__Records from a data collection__
::::
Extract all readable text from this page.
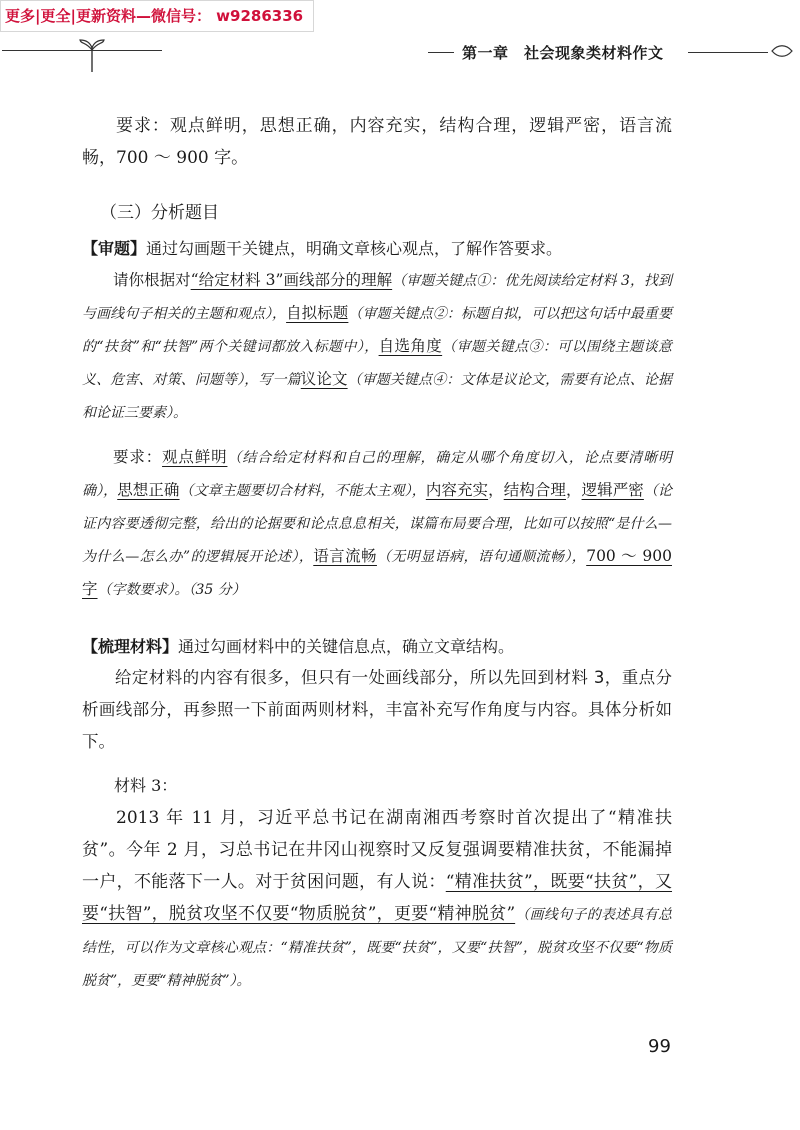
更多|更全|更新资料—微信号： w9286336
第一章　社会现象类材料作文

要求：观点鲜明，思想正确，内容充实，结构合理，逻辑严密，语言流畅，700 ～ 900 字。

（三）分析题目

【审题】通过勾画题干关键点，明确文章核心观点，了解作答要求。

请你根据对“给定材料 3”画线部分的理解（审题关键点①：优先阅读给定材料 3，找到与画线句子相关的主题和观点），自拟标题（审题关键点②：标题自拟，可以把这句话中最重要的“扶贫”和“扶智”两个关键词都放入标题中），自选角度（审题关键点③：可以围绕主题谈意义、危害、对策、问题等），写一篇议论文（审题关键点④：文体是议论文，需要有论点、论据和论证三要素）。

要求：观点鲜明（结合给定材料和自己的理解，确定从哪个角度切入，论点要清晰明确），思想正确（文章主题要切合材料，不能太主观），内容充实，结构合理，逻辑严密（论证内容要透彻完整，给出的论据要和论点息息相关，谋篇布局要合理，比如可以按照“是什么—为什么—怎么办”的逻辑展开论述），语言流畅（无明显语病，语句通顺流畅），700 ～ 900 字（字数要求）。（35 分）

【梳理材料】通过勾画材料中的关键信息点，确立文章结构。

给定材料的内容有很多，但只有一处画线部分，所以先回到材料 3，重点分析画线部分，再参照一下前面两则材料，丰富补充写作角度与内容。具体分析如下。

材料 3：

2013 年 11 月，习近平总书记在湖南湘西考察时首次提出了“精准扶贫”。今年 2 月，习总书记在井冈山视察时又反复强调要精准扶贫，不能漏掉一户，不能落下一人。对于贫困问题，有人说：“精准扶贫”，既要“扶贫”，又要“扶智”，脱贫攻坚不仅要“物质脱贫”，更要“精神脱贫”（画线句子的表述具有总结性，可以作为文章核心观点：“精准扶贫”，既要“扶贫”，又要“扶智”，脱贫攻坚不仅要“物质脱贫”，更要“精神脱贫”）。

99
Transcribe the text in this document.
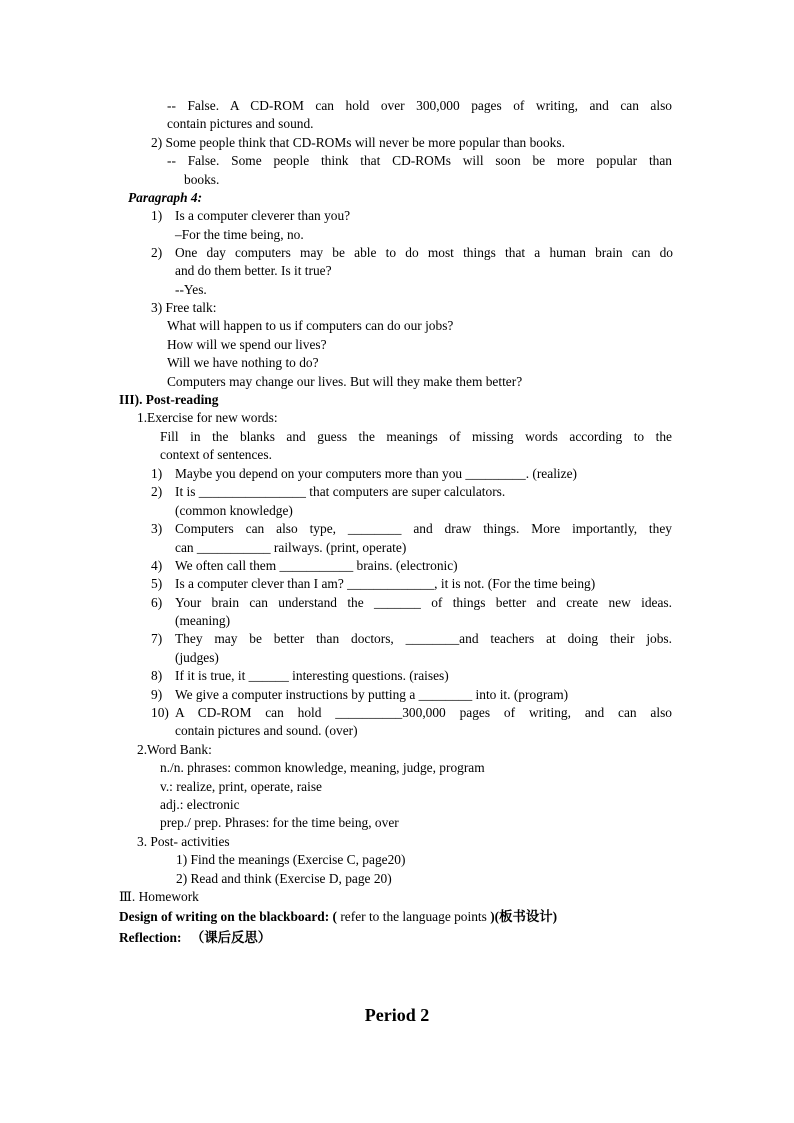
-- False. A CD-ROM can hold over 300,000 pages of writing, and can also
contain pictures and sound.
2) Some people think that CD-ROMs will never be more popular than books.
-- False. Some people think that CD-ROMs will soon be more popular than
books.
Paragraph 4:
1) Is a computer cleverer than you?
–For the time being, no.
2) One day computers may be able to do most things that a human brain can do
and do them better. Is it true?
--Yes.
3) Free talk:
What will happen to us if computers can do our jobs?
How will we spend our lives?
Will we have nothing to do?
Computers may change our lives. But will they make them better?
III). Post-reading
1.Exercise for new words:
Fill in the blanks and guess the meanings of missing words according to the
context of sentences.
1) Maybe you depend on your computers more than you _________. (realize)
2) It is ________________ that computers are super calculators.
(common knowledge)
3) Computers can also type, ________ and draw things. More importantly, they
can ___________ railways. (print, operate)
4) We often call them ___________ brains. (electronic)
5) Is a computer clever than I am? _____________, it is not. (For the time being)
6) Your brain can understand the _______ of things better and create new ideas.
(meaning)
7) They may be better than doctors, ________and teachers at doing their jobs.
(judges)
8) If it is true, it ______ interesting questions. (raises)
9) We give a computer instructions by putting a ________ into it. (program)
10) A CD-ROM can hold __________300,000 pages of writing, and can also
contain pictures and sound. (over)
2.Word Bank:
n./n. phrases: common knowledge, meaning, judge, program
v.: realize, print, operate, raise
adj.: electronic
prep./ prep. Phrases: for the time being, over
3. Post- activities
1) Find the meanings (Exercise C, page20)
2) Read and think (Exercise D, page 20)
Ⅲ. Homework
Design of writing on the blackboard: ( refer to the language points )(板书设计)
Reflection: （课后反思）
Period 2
::::
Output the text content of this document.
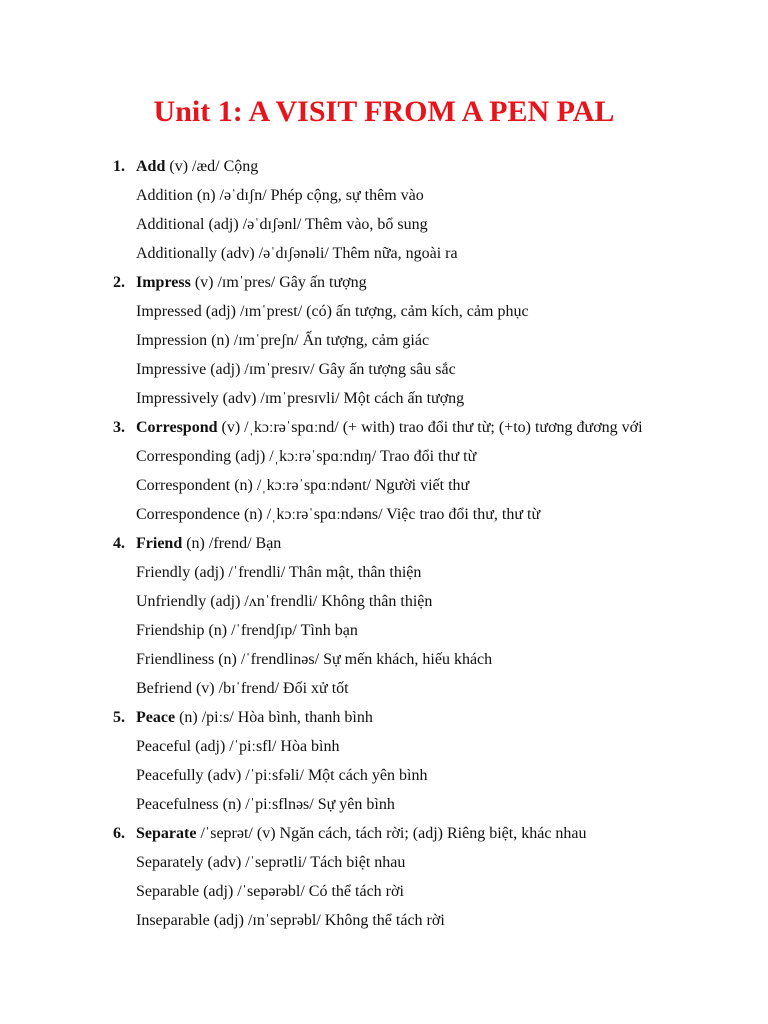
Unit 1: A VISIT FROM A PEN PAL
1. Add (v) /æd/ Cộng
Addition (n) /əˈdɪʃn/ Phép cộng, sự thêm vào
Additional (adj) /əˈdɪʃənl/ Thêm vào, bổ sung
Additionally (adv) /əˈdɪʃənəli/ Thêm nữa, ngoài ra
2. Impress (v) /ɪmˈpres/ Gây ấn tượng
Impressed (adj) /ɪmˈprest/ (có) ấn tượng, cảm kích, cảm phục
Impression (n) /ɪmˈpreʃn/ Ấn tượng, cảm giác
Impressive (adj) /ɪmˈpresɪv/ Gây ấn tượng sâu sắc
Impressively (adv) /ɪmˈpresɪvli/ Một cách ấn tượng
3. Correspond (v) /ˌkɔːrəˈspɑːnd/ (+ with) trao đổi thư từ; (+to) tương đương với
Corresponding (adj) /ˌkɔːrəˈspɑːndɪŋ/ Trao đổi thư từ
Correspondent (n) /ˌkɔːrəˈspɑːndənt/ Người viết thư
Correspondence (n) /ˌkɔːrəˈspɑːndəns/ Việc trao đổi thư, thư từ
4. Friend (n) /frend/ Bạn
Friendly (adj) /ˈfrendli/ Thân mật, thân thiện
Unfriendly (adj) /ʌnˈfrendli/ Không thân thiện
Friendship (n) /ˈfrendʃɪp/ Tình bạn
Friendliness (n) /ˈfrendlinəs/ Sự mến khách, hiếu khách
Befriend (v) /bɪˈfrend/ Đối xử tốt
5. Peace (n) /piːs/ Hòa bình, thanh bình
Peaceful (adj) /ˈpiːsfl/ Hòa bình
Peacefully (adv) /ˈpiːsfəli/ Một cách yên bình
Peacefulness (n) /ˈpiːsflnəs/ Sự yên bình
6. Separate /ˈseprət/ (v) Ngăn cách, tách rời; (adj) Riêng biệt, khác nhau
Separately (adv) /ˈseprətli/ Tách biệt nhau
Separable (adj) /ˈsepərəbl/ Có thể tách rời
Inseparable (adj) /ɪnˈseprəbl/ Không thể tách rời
::::
Return all lines containing the word "tượng".

2. Impress (v) /ɪmˈpres/ Gây ấn tượng
Impressed (adj) /ɪmˈprest/ (có) ấn tượng, cảm kích, cảm phục
Impression (n) /ɪmˈpreʃn/ Ấn tượng, cảm giác
Impressive (adj) /ɪmˈpresɪv/ Gây ấn tượng sâu sắc
Impressively (adv) /ɪmˈpresɪvli/ Một cách ấn tượng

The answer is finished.